## Description of the task:
Present every line in which the string "group" appears.
**** Dataset rows
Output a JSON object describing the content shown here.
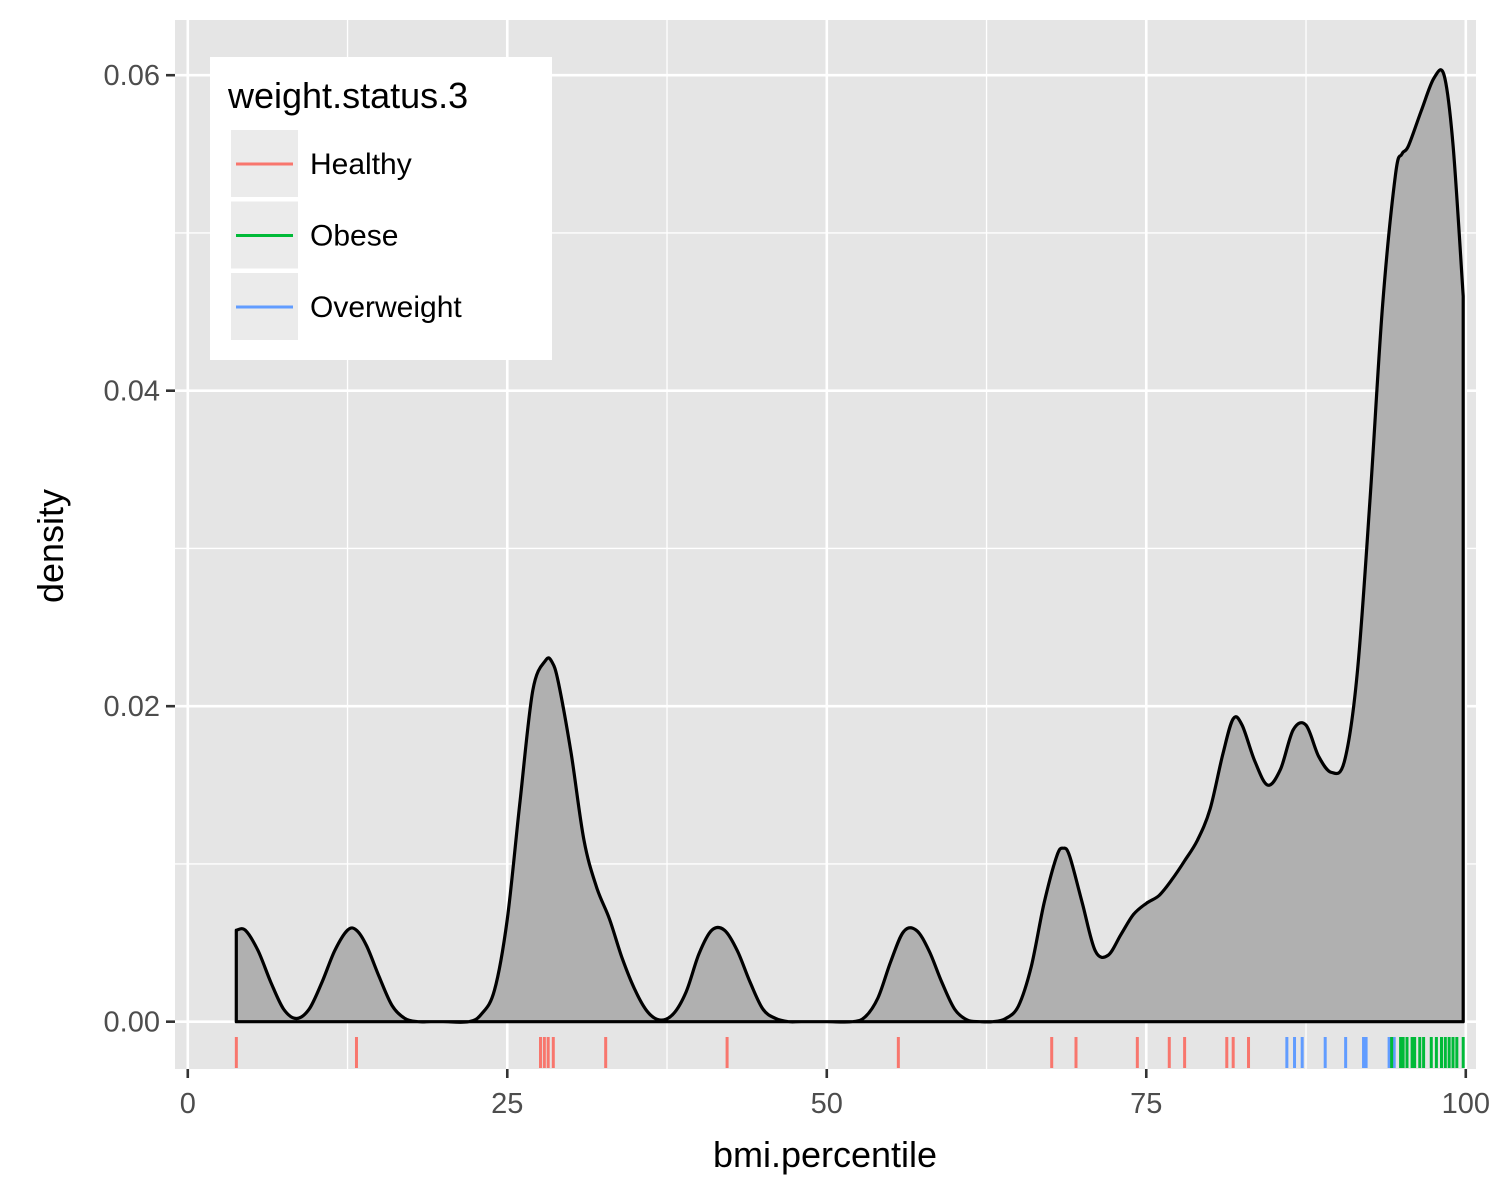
{
  "chart_data": {
    "type": "area",
    "title": "",
    "xlabel": "bmi.percentile",
    "ylabel": "density",
    "xlim": [
      -1,
      100.8
    ],
    "ylim": [
      -0.003,
      0.0635
    ],
    "x_ticks": [
      0,
      25,
      50,
      75,
      100
    ],
    "x_tick_labels": [
      "0",
      "25",
      "50",
      "75",
      "100"
    ],
    "y_ticks": [
      0.0,
      0.02,
      0.04,
      0.06
    ],
    "y_tick_labels": [
      "0.00",
      "0.02",
      "0.04",
      "0.06"
    ],
    "grid": true,
    "colors": {
      "panel_background": "#E5E5E5",
      "grid": "#FFFFFF",
      "density_fill": "#B0B0B0",
      "density_line": "#000000",
      "Healthy": "#F8766D",
      "Obese": "#00BA38",
      "Overweight": "#619CFF"
    },
    "density_curve": {
      "x": [
        3.8,
        4.5,
        5.5,
        6.5,
        7.5,
        8.5,
        9.5,
        10.5,
        11.5,
        12.5,
        13.2,
        14,
        15,
        16,
        17,
        18,
        19,
        20,
        22,
        23,
        24,
        25,
        26,
        27,
        28,
        28.5,
        29,
        30,
        31,
        32,
        33,
        34,
        35,
        36,
        37,
        38,
        39,
        40,
        41,
        42,
        43,
        44,
        45,
        46,
        47,
        48,
        50,
        52,
        53,
        54,
        55,
        56,
        57,
        58,
        59,
        60,
        61,
        62,
        63,
        64,
        65,
        66,
        67,
        68,
        68.5,
        69,
        70,
        71,
        72,
        73,
        74,
        75,
        76,
        77,
        78,
        79,
        80,
        81,
        81.8,
        82.5,
        83.5,
        84.5,
        85.5,
        86.5,
        87.5,
        88.5,
        89.5,
        90.5,
        91.5,
        92.5,
        93.5,
        94.5,
        95,
        95.5,
        96.5,
        97.5,
        98.3,
        99,
        99.8
      ],
      "y": [
        0.0058,
        0.0058,
        0.0045,
        0.0025,
        0.0008,
        0.0002,
        0.0008,
        0.0025,
        0.0045,
        0.0058,
        0.0058,
        0.0048,
        0.0028,
        0.001,
        0.0002,
        0.0,
        0.0,
        0.0,
        0.0,
        0.0005,
        0.002,
        0.0065,
        0.014,
        0.021,
        0.0229,
        0.0228,
        0.0215,
        0.017,
        0.0115,
        0.0085,
        0.0065,
        0.004,
        0.002,
        0.0006,
        0.0001,
        0.0005,
        0.0019,
        0.0043,
        0.0058,
        0.0058,
        0.0045,
        0.0025,
        0.0008,
        0.0002,
        0.0,
        0.0,
        0.0,
        0.0,
        0.0003,
        0.0015,
        0.0038,
        0.0057,
        0.0058,
        0.0045,
        0.0025,
        0.0008,
        0.0001,
        0.0,
        0.0,
        0.0002,
        0.001,
        0.0035,
        0.0075,
        0.0105,
        0.011,
        0.0105,
        0.0075,
        0.0045,
        0.0042,
        0.0055,
        0.0068,
        0.0075,
        0.008,
        0.009,
        0.0102,
        0.0115,
        0.0135,
        0.017,
        0.0192,
        0.0188,
        0.0165,
        0.015,
        0.016,
        0.0185,
        0.0188,
        0.0168,
        0.0158,
        0.0165,
        0.022,
        0.033,
        0.0455,
        0.0537,
        0.055,
        0.0555,
        0.0577,
        0.0598,
        0.06,
        0.0556,
        0.046
      ]
    },
    "rug": [
      {
        "group": "Healthy",
        "x": [
          3.8,
          13.2,
          27.6,
          27.9,
          28.2,
          28.6,
          32.7,
          42.2,
          55.6,
          67.6,
          69.5,
          74.3,
          76.8,
          78,
          81.3,
          81.8,
          83
        ]
      },
      {
        "group": "Overweight",
        "x": [
          86,
          86.6,
          87.2,
          89,
          90.6,
          92,
          92.2,
          94,
          94.4
        ]
      },
      {
        "group": "Obese",
        "x": [
          94.2,
          94.9,
          95.1,
          95.4,
          95.8,
          96,
          96.4,
          96.7,
          97.3,
          97.7,
          98.1,
          98.4,
          98.7,
          99,
          99.3,
          99.8
        ]
      }
    ],
    "legend": {
      "title": "weight.status.3",
      "position": "top-left",
      "entries": [
        "Healthy",
        "Obese",
        "Overweight"
      ]
    }
  }
}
********
## In response:
        "group": "Healthy",
        "group": "Overweight",
        "group": "Obese",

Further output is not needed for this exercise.